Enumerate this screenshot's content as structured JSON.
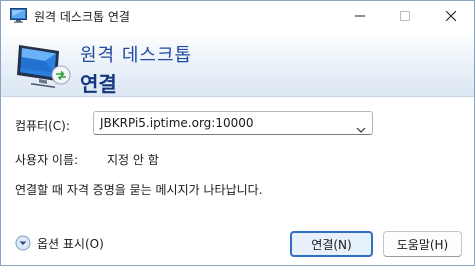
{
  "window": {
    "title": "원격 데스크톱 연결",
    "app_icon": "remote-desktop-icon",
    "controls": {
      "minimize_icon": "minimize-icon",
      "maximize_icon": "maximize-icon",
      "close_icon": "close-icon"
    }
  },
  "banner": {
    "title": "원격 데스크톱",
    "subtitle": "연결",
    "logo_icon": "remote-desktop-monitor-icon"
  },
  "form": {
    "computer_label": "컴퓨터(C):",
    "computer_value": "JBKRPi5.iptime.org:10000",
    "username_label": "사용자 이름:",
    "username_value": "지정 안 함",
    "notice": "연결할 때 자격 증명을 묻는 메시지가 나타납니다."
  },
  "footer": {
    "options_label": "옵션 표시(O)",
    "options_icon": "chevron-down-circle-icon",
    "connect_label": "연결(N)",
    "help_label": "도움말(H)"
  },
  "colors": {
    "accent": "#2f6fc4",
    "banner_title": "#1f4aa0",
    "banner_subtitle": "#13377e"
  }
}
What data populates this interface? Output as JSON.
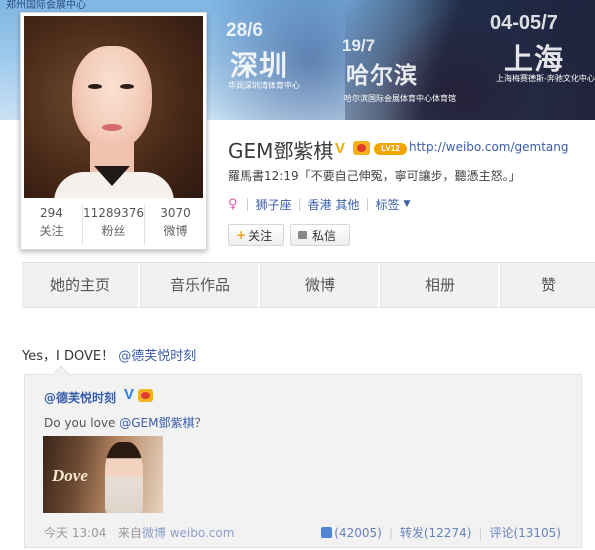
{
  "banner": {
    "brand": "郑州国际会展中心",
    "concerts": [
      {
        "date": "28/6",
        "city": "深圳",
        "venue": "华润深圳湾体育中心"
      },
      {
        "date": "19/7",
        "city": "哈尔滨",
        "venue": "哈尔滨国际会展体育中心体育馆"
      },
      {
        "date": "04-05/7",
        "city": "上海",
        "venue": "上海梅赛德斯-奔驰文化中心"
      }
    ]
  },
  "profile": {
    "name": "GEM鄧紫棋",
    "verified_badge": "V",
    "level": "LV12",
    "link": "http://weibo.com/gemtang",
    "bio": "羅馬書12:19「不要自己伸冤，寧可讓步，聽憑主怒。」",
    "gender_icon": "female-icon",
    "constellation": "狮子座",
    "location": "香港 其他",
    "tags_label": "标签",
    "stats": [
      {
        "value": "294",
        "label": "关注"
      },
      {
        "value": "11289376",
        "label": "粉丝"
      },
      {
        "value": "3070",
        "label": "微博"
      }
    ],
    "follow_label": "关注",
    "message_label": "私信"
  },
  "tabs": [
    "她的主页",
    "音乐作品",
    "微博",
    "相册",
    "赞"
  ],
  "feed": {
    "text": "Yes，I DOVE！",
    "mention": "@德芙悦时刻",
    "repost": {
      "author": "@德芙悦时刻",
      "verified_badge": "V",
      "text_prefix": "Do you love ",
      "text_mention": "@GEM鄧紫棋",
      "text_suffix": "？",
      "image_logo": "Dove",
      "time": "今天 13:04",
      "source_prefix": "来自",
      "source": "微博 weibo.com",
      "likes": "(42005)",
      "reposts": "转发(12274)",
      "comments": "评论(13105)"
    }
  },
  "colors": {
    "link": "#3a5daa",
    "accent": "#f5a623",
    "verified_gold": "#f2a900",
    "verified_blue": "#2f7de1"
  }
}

• • •

The problem: Pick out lines containing the word "link", each one as written.

Full solution:
    "link": "http://weibo.com/gemtang",
    "link": "#3a5daa",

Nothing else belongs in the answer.